> _TASK TO CARRY OUT_: Each line that contains the string "will" counts once; report how many such lines appear in the data, as a number only.

┄┄┄┄┄┄┄┄┄┄

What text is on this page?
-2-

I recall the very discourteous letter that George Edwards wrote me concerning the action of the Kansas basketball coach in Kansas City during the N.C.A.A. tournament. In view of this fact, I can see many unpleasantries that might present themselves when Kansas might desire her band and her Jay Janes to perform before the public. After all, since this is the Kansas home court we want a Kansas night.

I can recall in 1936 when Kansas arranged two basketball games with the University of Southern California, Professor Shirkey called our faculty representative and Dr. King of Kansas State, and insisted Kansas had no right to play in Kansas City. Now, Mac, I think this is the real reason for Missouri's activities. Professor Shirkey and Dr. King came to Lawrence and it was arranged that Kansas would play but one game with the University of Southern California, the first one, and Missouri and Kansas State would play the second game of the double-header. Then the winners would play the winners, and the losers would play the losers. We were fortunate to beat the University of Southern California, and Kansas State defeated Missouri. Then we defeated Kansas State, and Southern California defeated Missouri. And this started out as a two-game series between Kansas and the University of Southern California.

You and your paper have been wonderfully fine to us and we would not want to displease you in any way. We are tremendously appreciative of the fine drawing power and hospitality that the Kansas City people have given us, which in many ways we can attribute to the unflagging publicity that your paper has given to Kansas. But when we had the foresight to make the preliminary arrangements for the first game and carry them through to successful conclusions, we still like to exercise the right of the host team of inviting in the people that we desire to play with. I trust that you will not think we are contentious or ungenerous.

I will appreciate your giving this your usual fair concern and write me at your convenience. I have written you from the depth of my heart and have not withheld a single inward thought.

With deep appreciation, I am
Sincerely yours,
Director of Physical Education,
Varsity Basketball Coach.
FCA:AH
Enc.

┄┄┄┄┄┄┄┄┄┄

> _PROBLEM SOLUTION_: 2